* [PROBLEM TO SOLVE]:
Within the records below, find each line that holds the string "JSON", then copy it.

Stored data entries
• • • • •

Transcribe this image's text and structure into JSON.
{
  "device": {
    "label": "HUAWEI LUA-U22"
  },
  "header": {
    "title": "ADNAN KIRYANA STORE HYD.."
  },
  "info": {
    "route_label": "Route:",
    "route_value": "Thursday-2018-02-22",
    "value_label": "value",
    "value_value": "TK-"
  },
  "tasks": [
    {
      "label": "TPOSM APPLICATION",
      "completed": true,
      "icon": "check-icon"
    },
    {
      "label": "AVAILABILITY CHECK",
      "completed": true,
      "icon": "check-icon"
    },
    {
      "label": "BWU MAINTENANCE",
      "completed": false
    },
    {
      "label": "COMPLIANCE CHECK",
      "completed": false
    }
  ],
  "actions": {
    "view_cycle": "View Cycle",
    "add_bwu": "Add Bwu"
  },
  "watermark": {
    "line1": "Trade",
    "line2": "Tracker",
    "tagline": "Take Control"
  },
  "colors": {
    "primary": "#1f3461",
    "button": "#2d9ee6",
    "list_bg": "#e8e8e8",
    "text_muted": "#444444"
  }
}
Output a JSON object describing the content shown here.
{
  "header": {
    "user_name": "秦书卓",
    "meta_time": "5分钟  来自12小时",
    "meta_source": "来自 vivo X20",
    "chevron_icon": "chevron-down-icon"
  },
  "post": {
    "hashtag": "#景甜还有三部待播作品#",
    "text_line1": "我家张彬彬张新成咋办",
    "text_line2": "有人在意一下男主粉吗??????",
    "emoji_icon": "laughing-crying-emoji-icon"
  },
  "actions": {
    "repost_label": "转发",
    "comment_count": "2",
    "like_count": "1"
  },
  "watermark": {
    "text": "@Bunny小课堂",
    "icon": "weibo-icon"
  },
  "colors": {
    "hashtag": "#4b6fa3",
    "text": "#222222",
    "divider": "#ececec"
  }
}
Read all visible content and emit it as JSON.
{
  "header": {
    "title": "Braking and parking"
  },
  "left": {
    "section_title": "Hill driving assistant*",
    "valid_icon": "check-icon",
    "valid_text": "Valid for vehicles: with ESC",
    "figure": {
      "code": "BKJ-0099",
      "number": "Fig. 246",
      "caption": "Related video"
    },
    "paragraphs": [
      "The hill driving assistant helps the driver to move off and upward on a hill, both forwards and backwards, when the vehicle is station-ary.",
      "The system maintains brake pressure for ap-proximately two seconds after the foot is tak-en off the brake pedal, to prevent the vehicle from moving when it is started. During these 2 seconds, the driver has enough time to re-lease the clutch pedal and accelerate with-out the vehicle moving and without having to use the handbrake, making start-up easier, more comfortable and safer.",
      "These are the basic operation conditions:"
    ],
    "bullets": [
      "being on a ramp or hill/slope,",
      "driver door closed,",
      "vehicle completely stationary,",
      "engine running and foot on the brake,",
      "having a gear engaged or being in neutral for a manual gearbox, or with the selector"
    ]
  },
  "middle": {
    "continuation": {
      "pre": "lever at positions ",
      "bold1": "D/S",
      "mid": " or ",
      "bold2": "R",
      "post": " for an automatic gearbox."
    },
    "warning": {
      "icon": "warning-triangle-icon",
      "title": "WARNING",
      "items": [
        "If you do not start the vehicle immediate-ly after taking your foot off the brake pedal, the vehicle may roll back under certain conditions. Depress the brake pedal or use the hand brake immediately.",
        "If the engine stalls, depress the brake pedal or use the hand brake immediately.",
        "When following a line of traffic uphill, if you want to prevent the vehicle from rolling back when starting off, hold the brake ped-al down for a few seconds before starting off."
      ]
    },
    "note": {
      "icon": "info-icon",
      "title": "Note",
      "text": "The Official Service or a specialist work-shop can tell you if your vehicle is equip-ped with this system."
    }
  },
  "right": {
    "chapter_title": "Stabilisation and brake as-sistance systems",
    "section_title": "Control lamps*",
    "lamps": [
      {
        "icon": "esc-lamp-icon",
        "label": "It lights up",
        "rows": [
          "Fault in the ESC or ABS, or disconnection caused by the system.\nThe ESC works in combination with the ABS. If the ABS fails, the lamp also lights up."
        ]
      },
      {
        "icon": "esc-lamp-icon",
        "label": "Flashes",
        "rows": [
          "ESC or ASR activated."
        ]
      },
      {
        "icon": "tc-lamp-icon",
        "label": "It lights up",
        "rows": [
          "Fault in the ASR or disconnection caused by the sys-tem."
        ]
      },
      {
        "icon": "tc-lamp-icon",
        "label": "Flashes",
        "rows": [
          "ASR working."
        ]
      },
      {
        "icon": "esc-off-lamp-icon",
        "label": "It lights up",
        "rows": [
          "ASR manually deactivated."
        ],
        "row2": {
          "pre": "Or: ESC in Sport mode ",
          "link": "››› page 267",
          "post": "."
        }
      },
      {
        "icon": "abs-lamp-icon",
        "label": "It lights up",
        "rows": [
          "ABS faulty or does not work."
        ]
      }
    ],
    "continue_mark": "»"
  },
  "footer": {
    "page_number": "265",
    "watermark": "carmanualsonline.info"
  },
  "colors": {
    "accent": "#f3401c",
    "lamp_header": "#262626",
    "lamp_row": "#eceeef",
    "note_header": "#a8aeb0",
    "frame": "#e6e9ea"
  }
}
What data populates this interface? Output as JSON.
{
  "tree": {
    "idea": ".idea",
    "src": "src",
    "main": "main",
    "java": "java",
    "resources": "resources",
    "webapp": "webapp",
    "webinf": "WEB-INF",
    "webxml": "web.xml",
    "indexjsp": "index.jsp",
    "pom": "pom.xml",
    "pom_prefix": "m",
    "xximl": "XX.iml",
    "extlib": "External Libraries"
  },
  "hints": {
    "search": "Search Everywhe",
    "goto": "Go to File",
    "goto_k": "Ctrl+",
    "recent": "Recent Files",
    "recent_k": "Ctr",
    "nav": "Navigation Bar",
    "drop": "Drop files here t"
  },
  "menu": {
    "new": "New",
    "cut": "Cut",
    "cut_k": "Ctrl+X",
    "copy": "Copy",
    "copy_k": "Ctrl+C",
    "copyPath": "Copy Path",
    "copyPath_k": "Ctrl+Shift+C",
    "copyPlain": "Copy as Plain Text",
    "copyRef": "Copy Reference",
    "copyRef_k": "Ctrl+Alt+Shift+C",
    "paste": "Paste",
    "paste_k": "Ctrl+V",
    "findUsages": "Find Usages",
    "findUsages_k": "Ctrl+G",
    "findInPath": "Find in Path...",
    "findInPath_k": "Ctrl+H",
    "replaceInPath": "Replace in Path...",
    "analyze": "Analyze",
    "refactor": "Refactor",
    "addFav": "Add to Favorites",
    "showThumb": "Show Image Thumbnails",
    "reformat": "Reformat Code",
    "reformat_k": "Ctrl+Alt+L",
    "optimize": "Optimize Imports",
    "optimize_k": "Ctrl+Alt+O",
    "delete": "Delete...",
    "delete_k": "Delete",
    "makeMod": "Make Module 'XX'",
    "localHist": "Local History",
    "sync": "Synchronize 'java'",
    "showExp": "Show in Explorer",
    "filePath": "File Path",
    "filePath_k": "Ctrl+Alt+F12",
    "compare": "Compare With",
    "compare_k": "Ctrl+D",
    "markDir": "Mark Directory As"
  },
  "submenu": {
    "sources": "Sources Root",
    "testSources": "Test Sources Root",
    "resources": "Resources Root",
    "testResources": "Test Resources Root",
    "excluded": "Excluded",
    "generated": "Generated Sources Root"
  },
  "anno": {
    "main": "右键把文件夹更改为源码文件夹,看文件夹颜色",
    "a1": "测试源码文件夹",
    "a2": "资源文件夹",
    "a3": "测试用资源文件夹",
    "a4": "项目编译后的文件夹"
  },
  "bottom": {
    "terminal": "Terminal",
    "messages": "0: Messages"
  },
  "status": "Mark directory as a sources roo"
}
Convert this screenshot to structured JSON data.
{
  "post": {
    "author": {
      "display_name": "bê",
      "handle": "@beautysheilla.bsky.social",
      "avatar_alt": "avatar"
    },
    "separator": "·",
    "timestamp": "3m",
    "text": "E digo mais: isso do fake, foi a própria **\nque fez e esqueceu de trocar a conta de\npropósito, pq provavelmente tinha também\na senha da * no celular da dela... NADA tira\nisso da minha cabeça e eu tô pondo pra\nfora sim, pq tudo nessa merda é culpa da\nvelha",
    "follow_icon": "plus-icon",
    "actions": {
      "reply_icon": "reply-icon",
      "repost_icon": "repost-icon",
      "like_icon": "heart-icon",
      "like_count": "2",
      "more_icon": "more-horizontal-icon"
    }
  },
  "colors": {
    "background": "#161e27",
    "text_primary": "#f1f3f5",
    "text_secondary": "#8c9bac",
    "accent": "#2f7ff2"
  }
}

• • • • •

* [SOLUTION TO THE PROBLEM]:
Transcribe this image's text and structure into JSON.
Output a JSON object describing the content shown here.
Read all visible content and emit it as JSON.
What data populates this interface? Output as JSON.
Convert this screenshot to structured JSON data.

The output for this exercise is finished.